EXERCISE: In the records below, retype without any change the lines starting with the one containing "name-line: Name: ______________________ [441, 481, 658, 497]" and going on through the one containing "bingo-cell: Amendment [157, 297, 235, 368]", both included.

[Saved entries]
──────────────────────────────

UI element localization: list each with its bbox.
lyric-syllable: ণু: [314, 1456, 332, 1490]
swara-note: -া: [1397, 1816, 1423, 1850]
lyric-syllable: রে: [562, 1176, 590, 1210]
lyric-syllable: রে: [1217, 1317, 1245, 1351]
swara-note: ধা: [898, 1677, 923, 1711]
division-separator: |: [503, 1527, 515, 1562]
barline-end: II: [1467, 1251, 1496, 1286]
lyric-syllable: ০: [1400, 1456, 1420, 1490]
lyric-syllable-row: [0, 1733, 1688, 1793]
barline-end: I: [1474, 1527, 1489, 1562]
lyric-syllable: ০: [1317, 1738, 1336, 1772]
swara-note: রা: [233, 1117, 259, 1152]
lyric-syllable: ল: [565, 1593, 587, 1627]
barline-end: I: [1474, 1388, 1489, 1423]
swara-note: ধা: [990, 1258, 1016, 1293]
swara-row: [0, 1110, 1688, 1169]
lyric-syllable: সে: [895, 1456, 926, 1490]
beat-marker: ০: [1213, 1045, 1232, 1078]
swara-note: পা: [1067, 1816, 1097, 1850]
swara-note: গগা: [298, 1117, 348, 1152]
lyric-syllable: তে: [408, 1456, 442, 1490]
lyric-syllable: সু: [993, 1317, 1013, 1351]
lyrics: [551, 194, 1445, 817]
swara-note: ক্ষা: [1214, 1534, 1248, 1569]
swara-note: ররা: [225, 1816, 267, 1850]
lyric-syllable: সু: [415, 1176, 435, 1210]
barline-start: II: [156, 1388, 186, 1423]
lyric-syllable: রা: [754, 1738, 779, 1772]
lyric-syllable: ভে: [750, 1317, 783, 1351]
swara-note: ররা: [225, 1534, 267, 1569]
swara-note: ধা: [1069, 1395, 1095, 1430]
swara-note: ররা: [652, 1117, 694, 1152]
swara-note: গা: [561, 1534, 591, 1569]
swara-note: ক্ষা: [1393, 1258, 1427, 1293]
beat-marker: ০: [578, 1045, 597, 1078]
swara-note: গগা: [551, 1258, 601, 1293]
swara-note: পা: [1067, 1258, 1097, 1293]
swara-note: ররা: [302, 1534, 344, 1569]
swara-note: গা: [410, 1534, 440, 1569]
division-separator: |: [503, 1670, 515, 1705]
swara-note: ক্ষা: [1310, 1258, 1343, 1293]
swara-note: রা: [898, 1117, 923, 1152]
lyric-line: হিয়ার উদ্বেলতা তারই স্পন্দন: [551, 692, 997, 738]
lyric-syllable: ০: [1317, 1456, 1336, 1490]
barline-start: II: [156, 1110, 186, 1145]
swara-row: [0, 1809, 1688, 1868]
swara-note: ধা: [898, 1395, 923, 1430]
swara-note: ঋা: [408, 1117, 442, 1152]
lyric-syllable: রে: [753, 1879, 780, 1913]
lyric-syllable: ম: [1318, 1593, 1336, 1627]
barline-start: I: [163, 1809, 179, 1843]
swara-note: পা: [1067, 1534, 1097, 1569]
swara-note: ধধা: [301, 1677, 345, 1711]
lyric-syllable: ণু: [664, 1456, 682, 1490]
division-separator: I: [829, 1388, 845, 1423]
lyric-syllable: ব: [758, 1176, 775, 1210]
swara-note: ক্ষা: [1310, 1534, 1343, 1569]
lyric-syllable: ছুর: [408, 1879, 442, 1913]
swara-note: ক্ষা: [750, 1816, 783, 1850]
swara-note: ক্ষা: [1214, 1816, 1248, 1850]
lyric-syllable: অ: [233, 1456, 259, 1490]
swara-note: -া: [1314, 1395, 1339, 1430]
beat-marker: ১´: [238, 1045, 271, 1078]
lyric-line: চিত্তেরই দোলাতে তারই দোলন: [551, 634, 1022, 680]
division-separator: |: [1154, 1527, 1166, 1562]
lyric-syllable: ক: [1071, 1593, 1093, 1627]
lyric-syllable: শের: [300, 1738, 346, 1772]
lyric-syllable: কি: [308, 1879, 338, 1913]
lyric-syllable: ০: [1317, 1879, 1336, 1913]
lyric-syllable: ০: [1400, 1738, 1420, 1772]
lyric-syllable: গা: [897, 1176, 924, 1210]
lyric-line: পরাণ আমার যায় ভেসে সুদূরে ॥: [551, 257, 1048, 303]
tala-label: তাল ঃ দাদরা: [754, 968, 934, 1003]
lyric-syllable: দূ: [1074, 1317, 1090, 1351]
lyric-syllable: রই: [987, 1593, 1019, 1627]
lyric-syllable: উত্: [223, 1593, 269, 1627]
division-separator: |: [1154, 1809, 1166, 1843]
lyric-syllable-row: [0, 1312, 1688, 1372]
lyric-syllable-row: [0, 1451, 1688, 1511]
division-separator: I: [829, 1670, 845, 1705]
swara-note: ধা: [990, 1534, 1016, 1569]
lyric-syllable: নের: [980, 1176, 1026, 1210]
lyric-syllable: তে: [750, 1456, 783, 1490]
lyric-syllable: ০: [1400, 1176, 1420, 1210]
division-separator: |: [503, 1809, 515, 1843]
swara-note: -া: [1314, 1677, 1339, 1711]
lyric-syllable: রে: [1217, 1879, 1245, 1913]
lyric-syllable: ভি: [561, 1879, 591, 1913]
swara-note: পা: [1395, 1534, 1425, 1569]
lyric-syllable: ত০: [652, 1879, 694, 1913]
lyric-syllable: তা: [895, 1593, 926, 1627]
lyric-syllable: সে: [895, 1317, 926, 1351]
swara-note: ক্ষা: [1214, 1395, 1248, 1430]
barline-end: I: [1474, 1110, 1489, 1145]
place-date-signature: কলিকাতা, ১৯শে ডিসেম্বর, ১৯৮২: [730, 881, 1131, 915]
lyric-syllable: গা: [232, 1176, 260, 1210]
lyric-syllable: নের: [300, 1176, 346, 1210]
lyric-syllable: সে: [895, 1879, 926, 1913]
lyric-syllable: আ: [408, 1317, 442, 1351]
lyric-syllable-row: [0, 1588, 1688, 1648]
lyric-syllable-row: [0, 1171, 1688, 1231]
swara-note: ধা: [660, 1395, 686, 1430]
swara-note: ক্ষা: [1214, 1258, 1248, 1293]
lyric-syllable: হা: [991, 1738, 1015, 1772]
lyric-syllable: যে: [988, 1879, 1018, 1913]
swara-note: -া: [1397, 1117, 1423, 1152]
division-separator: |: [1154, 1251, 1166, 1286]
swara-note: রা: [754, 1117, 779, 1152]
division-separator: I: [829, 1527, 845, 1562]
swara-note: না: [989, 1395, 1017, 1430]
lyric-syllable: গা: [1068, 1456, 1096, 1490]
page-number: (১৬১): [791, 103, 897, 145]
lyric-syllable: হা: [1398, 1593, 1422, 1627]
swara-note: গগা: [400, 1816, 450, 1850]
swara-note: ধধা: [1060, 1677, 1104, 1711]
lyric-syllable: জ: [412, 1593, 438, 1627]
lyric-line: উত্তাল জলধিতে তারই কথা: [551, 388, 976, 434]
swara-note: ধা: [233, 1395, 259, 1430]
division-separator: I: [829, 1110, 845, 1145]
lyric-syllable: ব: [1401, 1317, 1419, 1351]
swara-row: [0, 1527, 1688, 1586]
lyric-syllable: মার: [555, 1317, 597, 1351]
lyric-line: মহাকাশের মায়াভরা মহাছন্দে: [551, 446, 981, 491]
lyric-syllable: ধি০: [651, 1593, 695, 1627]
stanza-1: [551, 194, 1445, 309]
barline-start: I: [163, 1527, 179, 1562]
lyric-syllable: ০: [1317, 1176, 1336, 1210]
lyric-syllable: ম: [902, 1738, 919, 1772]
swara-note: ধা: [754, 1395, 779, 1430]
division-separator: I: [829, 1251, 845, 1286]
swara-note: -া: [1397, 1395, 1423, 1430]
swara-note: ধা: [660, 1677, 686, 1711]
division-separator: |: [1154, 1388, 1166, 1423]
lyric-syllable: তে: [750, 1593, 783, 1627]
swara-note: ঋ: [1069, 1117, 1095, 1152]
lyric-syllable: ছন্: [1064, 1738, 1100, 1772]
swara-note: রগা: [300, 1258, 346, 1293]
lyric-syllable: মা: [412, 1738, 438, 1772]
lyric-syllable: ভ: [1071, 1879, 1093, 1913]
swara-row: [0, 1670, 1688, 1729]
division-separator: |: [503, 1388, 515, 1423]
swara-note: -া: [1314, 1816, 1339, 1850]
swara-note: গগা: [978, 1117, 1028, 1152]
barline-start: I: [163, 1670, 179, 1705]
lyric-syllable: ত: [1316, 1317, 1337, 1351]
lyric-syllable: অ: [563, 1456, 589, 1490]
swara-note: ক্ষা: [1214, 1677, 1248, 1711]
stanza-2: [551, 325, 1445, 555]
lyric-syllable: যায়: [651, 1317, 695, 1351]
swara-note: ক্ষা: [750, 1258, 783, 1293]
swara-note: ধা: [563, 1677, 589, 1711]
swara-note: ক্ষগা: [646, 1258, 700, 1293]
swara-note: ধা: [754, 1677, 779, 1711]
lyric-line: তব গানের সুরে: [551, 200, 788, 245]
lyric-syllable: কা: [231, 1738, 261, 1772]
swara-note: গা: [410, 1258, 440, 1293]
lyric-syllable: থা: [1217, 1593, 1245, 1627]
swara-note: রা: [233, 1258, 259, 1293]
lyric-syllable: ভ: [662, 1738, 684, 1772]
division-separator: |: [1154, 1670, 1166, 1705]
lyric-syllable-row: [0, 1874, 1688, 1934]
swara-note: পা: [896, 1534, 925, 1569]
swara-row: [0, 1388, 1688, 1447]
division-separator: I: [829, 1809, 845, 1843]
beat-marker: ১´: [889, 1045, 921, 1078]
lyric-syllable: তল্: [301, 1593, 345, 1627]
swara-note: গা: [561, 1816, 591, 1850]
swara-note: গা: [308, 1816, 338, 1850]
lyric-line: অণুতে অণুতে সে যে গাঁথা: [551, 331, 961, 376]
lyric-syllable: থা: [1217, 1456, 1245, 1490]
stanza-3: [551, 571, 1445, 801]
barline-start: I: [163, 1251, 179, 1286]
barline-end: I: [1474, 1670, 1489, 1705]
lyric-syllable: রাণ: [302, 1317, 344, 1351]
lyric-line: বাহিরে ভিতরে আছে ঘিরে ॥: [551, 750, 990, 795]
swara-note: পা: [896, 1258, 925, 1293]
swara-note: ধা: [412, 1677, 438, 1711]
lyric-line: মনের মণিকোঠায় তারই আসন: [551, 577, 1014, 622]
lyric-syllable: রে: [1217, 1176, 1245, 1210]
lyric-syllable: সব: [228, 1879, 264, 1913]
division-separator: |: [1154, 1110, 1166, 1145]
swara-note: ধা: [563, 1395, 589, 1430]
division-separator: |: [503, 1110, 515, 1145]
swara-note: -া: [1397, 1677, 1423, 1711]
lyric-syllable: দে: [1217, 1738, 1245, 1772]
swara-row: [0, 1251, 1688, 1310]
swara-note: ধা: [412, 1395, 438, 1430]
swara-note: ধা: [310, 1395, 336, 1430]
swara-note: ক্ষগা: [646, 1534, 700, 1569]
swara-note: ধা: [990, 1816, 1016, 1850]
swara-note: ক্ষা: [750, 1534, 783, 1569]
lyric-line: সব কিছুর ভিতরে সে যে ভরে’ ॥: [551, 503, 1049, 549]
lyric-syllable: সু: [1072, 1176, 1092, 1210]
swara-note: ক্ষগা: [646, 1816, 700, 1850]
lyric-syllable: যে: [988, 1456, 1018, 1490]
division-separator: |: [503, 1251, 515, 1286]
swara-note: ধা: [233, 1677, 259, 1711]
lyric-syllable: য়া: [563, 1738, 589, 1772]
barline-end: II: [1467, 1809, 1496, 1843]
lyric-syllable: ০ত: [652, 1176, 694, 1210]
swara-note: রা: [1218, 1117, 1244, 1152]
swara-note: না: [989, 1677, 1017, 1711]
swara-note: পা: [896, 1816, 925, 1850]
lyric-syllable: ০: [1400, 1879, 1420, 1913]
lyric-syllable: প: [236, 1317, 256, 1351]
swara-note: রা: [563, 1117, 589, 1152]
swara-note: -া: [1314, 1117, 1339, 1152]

──────────────────────────────

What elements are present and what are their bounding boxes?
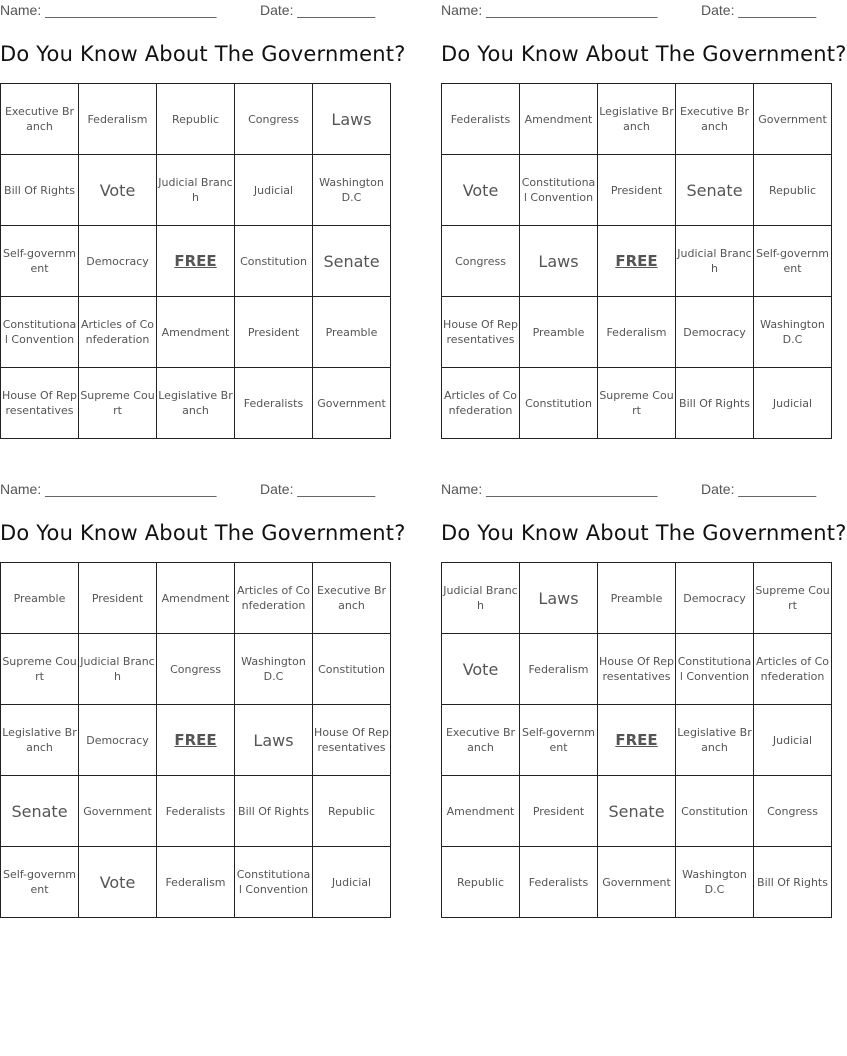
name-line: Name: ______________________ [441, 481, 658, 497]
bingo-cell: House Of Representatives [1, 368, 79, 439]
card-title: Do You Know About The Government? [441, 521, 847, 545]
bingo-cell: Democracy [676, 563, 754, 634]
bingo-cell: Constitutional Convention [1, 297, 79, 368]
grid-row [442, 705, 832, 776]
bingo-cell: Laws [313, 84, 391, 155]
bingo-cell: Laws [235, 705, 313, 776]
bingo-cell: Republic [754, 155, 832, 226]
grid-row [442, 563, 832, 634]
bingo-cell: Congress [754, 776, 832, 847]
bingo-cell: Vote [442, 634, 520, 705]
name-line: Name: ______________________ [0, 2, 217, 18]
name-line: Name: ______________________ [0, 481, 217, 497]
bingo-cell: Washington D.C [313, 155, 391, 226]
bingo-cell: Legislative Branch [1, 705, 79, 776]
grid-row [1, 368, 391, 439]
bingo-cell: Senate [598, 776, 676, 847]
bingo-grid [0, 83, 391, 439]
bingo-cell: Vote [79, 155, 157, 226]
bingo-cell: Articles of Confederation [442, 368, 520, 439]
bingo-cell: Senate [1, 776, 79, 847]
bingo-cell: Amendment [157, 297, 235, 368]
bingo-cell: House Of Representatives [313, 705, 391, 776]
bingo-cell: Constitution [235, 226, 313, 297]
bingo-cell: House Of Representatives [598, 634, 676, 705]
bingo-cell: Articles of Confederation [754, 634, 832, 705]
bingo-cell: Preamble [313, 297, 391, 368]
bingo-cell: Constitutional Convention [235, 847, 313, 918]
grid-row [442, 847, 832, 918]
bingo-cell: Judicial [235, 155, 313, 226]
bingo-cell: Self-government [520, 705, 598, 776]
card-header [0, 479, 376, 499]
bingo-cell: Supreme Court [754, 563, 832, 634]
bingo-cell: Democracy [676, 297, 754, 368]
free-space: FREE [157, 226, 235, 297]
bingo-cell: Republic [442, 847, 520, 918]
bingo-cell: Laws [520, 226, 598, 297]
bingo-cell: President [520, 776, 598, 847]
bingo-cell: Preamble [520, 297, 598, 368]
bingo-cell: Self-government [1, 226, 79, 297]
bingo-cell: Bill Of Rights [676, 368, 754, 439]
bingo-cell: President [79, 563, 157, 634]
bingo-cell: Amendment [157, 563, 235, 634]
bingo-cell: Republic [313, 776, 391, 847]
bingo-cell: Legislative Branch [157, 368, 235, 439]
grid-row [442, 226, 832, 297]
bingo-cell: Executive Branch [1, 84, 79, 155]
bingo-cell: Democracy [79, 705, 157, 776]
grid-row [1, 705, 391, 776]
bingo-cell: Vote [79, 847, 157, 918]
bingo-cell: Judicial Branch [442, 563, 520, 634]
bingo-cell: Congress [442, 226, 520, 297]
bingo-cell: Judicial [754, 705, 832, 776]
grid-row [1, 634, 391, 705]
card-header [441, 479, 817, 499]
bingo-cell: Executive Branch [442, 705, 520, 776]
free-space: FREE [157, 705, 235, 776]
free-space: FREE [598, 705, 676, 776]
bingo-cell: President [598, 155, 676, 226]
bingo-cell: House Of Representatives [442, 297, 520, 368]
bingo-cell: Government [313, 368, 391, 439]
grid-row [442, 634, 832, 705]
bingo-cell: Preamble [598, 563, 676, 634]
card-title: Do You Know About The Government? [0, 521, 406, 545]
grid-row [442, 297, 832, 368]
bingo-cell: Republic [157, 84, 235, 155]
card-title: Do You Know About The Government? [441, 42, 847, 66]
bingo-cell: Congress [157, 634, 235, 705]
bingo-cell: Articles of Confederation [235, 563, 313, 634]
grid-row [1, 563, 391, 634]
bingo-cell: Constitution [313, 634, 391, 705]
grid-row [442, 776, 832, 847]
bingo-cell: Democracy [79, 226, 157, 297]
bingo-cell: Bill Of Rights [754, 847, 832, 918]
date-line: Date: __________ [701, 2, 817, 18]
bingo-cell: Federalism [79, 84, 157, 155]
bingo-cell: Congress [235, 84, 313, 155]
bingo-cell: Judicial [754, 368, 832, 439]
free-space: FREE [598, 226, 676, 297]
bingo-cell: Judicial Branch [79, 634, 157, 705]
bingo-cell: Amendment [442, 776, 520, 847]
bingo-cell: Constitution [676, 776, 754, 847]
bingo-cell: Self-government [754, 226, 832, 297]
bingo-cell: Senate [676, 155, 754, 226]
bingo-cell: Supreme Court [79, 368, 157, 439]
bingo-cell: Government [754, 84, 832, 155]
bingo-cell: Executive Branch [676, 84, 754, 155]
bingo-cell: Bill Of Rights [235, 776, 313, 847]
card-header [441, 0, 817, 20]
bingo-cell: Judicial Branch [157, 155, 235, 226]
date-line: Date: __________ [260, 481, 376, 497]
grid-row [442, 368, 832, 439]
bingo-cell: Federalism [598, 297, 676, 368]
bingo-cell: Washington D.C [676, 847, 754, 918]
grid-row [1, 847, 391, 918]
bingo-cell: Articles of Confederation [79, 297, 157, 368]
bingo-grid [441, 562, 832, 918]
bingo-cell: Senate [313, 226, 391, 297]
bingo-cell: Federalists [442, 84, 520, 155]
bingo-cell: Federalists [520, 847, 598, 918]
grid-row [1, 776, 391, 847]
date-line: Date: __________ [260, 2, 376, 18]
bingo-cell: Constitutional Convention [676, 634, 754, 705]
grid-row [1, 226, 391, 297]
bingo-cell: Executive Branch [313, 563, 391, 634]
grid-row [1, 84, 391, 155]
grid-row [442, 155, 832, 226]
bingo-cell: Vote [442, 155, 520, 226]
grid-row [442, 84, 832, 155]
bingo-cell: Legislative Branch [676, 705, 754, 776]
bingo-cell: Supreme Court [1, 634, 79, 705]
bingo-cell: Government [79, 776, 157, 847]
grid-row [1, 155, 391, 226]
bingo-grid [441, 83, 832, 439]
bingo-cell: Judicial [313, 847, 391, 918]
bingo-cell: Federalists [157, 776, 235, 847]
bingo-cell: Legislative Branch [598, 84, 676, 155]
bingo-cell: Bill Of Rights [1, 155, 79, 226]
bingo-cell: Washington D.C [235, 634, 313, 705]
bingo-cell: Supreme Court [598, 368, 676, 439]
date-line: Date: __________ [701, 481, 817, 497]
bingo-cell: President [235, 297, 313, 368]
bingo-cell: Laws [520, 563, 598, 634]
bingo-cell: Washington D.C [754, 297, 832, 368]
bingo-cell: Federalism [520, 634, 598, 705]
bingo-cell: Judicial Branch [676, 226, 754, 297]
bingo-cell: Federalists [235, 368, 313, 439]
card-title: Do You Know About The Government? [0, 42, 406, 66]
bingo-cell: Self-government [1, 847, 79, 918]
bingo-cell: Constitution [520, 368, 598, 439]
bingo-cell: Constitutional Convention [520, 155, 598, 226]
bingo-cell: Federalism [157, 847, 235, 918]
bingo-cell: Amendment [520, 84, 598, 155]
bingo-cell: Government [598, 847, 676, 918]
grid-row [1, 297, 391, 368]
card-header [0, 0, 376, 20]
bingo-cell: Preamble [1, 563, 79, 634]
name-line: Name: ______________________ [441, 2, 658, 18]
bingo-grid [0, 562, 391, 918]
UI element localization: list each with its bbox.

──────────────────────────────

RESULT:
name-line: Name: ______________________ [441, 481, 658, 497]
bingo-cell: House Of Representatives [1, 368, 79, 439]
card-title: Do You Know About The Government? [441, 521, 847, 545]
bingo-cell: Democracy [676, 563, 754, 634]
bingo-cell: Constitutional Convention [1, 297, 79, 368]
grid-row [442, 705, 832, 776]
bingo-cell: Laws [313, 84, 391, 155]
bingo-cell: Laws [235, 705, 313, 776]
bingo-cell: Republic [754, 155, 832, 226]
grid-row [442, 563, 832, 634]
bingo-cell: Congress [754, 776, 832, 847]
bingo-cell: Vote [442, 634, 520, 705]
name-line: Name: ______________________ [0, 2, 217, 18]
name-line: Name: ______________________ [0, 481, 217, 497]
bingo-cell: Washington D.C [313, 155, 391, 226]
bingo-cell: Legislative Branch [1, 705, 79, 776]
grid-row [1, 368, 391, 439]
bingo-cell: Senate [598, 776, 676, 847]
bingo-grid [0, 83, 391, 439]
bingo-cell: Vote [79, 155, 157, 226]
bingo-cell: Articles of Confederation [442, 368, 520, 439]
bingo-cell: Senate [1, 776, 79, 847]
bingo-cell: Amendment [157, 297, 235, 368]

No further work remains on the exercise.